# K-fold cross validation
n = 11589, means k = 5

In [1]:
import pickle
import numpy as np
import pandas as pd
from sklearn import model_selection, naive_bayes, svm, tree
from sklearn.ensemble import RandomForestClassifier
from sklearn.metrics import accuracy_score, f1_score, recall_score, classification_report
from sklearn.model_selection import train_test_split, RepeatedKFold, StratifiedKFold
from sklearn.cluster import KMeans
from sklearn.tree import export_graphviz
from sklearn.linear_model import SGDClassifier, LogisticRegression
from sklearn.neighbors import KNeighborsClassifier
from sklearn.feature_extraction.text import CountVectorizer, TfidfVectorizer
import warnings
warnings.filterwarnings('ignore')

categories = pickle.load(open("darkweb/data/pekelbad/categorieen.pkl", "rb"))
tfvector = pickle.load(open("darkweb/data/pickle/tfidf_vectors.pkl", "rb"))

df = pd.DataFrame({"Category":categories})
df["CategoryID"] = df.Category.astype("category").cat.codes

In [2]:
X = tfvector
y = np.array(df['CategoryID'].tolist())
random = 42
#X_train, X_test, y_train, y_test = train_test_split(features, labels, test_size=0.33, random_state=random)

## Stratified k-fold
Stratification is the process of rearranging the data so as to ensure that each fold is a good representative of the whole. For example, in a binary classification problem where each class comprises of 50% of the data, it is best to arrange the data such that in every fold, each class comprises of about half the instances.

In [3]:
skf = StratifiedKFold(n_splits=10, random_state=random)
skf.get_n_splits(X, y)
for train_index, test_index in skf.split(X, y):
    #print("TRAIN:", train_index, "TEST:", test_index)
    X_train, X_test = X[train_index], X[test_index]
    y_train, y_test = y[train_index], y[test_index]

In [4]:
X_train

<10437x359989 sparse matrix of type '<class 'numpy.float64'>'
	with 2767770 stored elements in Compressed Sparse Row format>

### Linear SVC

In [5]:
SVM = svm.LinearSVC()
SVM.fit(X_train, y_train)
predictions_SVM = SVM.predict(X_test)
print("SVM Accuracy Score: ", accuracy_score(predictions_SVM, y_test))
print("SVM Recall Score: ", recall_score(predictions_SVM, y_test, average='weighted'))

Records —
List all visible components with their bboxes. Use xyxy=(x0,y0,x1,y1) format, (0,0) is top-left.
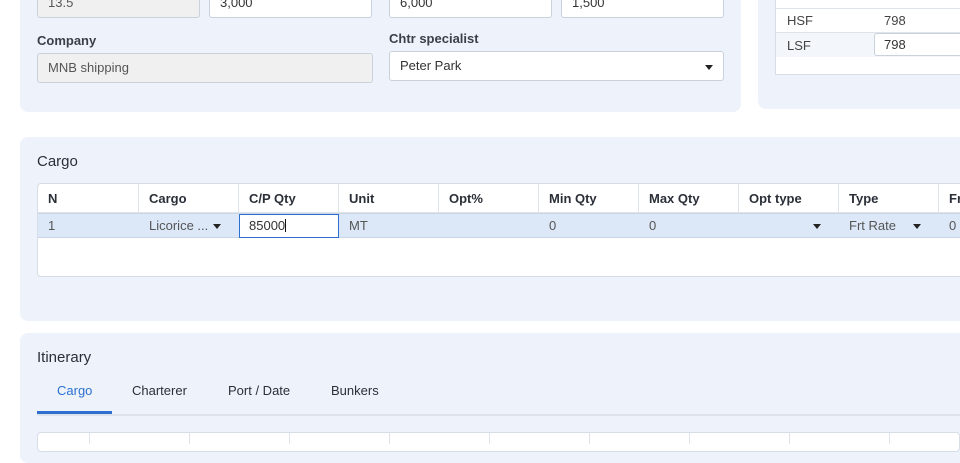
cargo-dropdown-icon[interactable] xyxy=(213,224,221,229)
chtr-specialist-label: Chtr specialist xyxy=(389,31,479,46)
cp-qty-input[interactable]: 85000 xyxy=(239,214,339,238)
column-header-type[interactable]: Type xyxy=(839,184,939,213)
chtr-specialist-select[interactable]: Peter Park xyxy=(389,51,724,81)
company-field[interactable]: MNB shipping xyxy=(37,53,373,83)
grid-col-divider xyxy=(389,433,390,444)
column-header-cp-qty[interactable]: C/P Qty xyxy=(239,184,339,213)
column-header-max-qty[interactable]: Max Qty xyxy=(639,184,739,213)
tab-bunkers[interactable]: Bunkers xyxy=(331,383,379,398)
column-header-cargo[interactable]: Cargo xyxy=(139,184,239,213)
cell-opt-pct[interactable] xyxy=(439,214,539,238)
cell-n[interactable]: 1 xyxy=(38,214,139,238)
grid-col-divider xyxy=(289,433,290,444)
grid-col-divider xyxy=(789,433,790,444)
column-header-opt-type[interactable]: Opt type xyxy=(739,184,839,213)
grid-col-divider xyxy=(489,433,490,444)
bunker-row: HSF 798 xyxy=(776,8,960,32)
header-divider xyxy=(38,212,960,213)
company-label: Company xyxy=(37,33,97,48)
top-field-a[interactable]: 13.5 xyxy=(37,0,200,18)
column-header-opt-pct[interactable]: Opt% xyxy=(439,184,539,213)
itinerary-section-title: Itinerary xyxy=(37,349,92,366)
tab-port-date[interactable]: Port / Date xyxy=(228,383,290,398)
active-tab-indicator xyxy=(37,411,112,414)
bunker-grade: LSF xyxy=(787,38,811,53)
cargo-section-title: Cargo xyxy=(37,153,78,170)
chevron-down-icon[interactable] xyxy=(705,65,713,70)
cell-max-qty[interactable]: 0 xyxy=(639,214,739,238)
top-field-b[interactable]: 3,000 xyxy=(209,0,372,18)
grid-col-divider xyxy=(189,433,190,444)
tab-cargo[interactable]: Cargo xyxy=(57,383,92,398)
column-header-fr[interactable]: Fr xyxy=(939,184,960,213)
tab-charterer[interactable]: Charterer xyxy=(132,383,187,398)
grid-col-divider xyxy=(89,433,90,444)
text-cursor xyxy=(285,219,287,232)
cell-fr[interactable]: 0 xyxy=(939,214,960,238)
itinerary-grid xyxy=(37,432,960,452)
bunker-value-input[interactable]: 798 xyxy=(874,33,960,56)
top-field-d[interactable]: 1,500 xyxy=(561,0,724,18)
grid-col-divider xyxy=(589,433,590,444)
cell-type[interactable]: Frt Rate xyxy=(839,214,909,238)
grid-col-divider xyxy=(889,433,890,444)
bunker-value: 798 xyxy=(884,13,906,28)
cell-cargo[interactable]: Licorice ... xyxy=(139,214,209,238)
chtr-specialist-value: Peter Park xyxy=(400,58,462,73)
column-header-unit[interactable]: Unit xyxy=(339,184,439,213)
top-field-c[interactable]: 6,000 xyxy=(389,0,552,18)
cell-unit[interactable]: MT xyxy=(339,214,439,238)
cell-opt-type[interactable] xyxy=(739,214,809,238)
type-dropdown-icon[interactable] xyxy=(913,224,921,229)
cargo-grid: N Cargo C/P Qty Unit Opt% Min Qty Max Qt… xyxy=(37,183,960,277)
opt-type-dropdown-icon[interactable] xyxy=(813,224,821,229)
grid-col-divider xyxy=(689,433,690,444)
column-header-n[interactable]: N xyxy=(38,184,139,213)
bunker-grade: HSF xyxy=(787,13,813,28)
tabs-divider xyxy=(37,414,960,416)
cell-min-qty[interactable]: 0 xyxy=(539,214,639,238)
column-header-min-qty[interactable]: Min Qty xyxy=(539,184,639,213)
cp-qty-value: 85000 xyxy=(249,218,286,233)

Set exercise — Quote the notebook on k-fold cross validation word for word, everything from "## Stratified k-fold" down to "skf.get_n_splits(X, y)".

Task answer —
## Stratified k-fold
Stratification is the process of rearranging the data so as to ensure that each fold is a good representative of the whole. For example, in a binary classification problem where each class comprises of 50% of the data, it is best to arrange the data such that in every fold, each class comprises of about half the instances.

In [3]:
skf = StratifiedKFold(n_splits=10, random_state=random)
skf.get_n_splits(X, y)